-- Start of RECORDS SHOWN --

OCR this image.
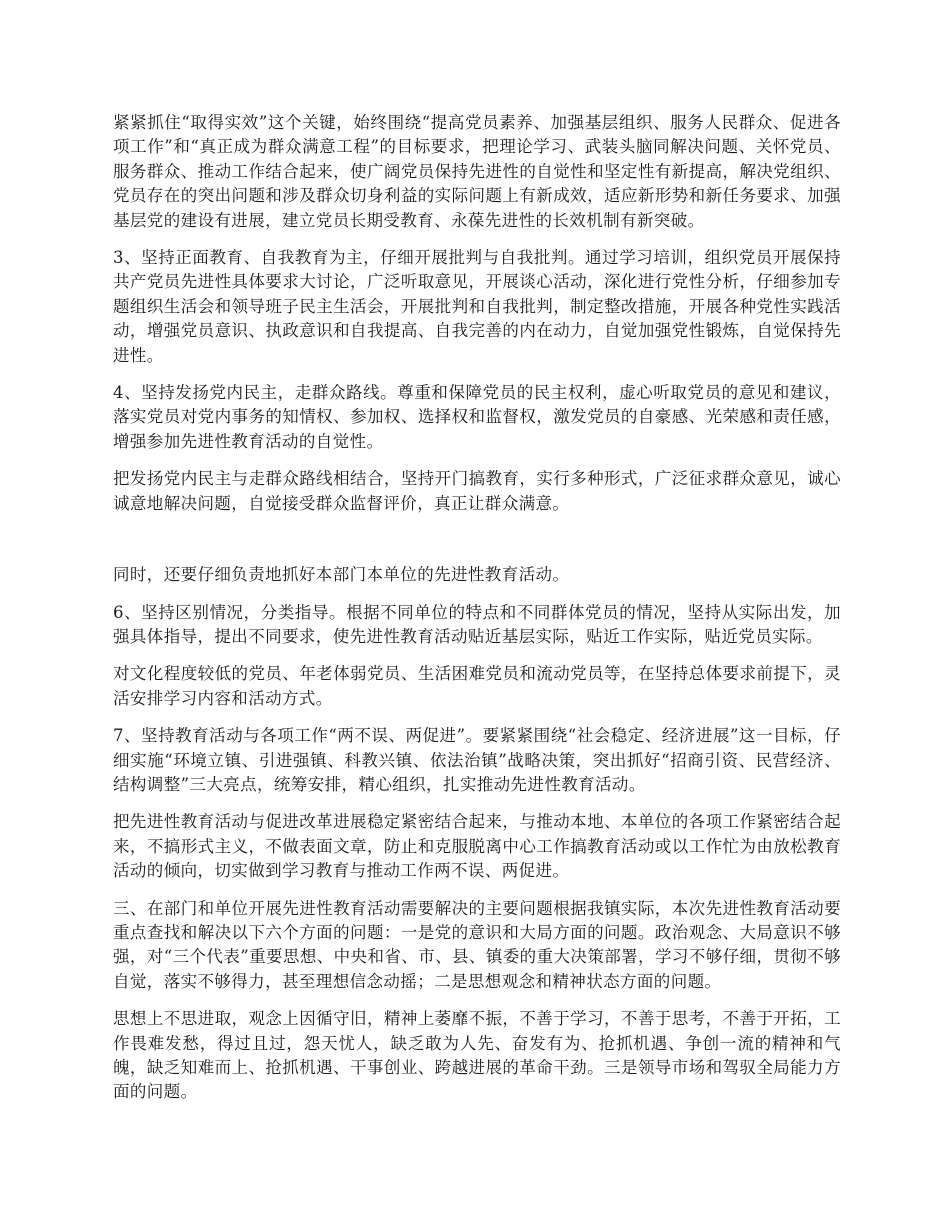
紧紧抓住“取得实效”这个关键，始终围绕“提高党员素养、加强基层组织、服务人民群众、促进各项工作”和“真正成为群众满意工程”的目标要求，把理论学习、武装头脑同解决问题、关怀党员、服务群众、推动工作结合起来，使广阔党员保持先进性的自觉性和坚定性有新提高，解决党组织、党员存在的突出问题和涉及群众切身利益的实际问题上有新成效，适应新形势和新任务要求、加强基层党的建设有进展，建立党员长期受教育、永葆先进性的长效机制有新突破。

3、坚持正面教育、自我教育为主，仔细开展批判与自我批判。通过学习培训，组织党员开展保持共产党员先进性具体要求大讨论，广泛听取意见，开展谈心活动，深化进行党性分析，仔细参加专题组织生活会和领导班子民主生活会，开展批判和自我批判，制定整改措施，开展各种党性实践活动，增强党员意识、执政意识和自我提高、自我完善的内在动力，自觉加强党性锻炼，自觉保持先进性。

4、坚持发扬党内民主，走群众路线。尊重和保障党员的民主权利，虚心听取党员的意见和建议，落实党员对党内事务的知情权、参加权、选择权和监督权，激发党员的自豪感、光荣感和责任感，增强参加先进性教育活动的自觉性。

把发扬党内民主与走群众路线相结合，坚持开门搞教育，实行多种形式，广泛征求群众意见，诚心诚意地解决问题，自觉接受群众监督评价，真正让群众满意。

同时，还要仔细负责地抓好本部门本单位的先进性教育活动。

6、坚持区别情况，分类指导。根据不同单位的特点和不同群体党员的情况，坚持从实际出发，加强具体指导，提出不同要求，使先进性教育活动贴近基层实际，贴近工作实际，贴近党员实际。

对文化程度较低的党员、年老体弱党员、生活困难党员和流动党员等，在坚持总体要求前提下，灵活安排学习内容和活动方式。

7、坚持教育活动与各项工作“两不误、两促进”。要紧紧围绕“社会稳定、经济进展”这一目标，仔细实施“环境立镇、引进强镇、科教兴镇、依法治镇”战略决策，突出抓好“招商引资、民营经济、结构调整”三大亮点，统筹安排，精心组织，扎实推动先进性教育活动。

把先进性教育活动与促进改革进展稳定紧密结合起来，与推动本地、本单位的各项工作紧密结合起来，不搞形式主义，不做表面文章，防止和克服脱离中心工作搞教育活动或以工作忙为由放松教育活动的倾向，切实做到学习教育与推动工作两不误、两促进。

三、在部门和单位开展先进性教育活动需要解决的主要问题根据我镇实际，本次先进性教育活动要重点查找和解决以下六个方面的问题：一是党的意识和大局方面的问题。政治观念、大局意识不够强，对“三个代表”重要思想、中央和省、市、县、镇委的重大决策部署，学习不够仔细，贯彻不够自觉，落实不够得力，甚至理想信念动摇；二是思想观念和精神状态方面的问题。

思想上不思进取，观念上因循守旧，精神上萎靡不振，不善于学习，不善于思考，不善于开拓，工作畏难发愁，得过且过，怨天忧人，缺乏敢为人先、奋发有为、抢抓机遇、争创一流的精神和气魄，缺乏知难而上、抢抓机遇、干事创业、跨越进展的革命干劲。三是领导市场和驾驭全局能力方面的问题。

-- End of RECORDS SHOWN --

◆ EXERCISE INSTRUCTIONS
All of the material above is to be copied exactly, except for its images.

◆ COMPLETE ANSWER
OCR this image.
紧紧抓住“取得实效”这个关键，始终围绕“提高党员素养、加强基层组织、服务人民群众、促进各项工作”和“真正成为群众满意工程”的目标要求，把理论学习、武装头脑同解决问题、关怀党员、服务群众、推动工作结合起来，使广阔党员保持先进性的自觉性和坚定性有新提高，解决党组织、党员存在的突出问题和涉及群众切身利益的实际问题上有新成效，适应新形势和新任务要求、加强基层党的建设有进展，建立党员长期受教育、永葆先进性的长效机制有新突破。

3、坚持正面教育、自我教育为主，仔细开展批判与自我批判。通过学习培训，组织党员开展保持共产党员先进性具体要求大讨论，广泛听取意见，开展谈心活动，深化进行党性分析，仔细参加专题组织生活会和领导班子民主生活会，开展批判和自我批判，制定整改措施，开展各种党性实践活动，增强党员意识、执政意识和自我提高、自我完善的内在动力，自觉加强党性锻炼，自觉保持先进性。

4、坚持发扬党内民主，走群众路线。尊重和保障党员的民主权利，虚心听取党员的意见和建议，落实党员对党内事务的知情权、参加权、选择权和监督权，激发党员的自豪感、光荣感和责任感，增强参加先进性教育活动的自觉性。

把发扬党内民主与走群众路线相结合，坚持开门搞教育，实行多种形式，广泛征求群众意见，诚心诚意地解决问题，自觉接受群众监督评价，真正让群众满意。

同时，还要仔细负责地抓好本部门本单位的先进性教育活动。

6、坚持区别情况，分类指导。根据不同单位的特点和不同群体党员的情况，坚持从实际出发，加强具体指导，提出不同要求，使先进性教育活动贴近基层实际，贴近工作实际，贴近党员实际。

对文化程度较低的党员、年老体弱党员、生活困难党员和流动党员等，在坚持总体要求前提下，灵活安排学习内容和活动方式。

7、坚持教育活动与各项工作“两不误、两促进”。要紧紧围绕“社会稳定、经济进展”这一目标，仔细实施“环境立镇、引进强镇、科教兴镇、依法治镇”战略决策，突出抓好“招商引资、民营经济、结构调整”三大亮点，统筹安排，精心组织，扎实推动先进性教育活动。

把先进性教育活动与促进改革进展稳定紧密结合起来，与推动本地、本单位的各项工作紧密结合起来，不搞形式主义，不做表面文章，防止和克服脱离中心工作搞教育活动或以工作忙为由放松教育活动的倾向，切实做到学习教育与推动工作两不误、两促进。

三、在部门和单位开展先进性教育活动需要解决的主要问题根据我镇实际，本次先进性教育活动要重点查找和解决以下六个方面的问题：一是党的意识和大局方面的问题。政治观念、大局意识不够强，对“三个代表”重要思想、中央和省、市、县、镇委的重大决策部署，学习不够仔细，贯彻不够自觉，落实不够得力，甚至理想信念动摇；二是思想观念和精神状态方面的问题。

思想上不思进取，观念上因循守旧，精神上萎靡不振，不善于学习，不善于思考，不善于开拓，工作畏难发愁，得过且过，怨天忧人，缺乏敢为人先、奋发有为、抢抓机遇、争创一流的精神和气魄，缺乏知难而上、抢抓机遇、干事创业、跨越进展的革命干劲。三是领导市场和驾驭全局能力方面的问题。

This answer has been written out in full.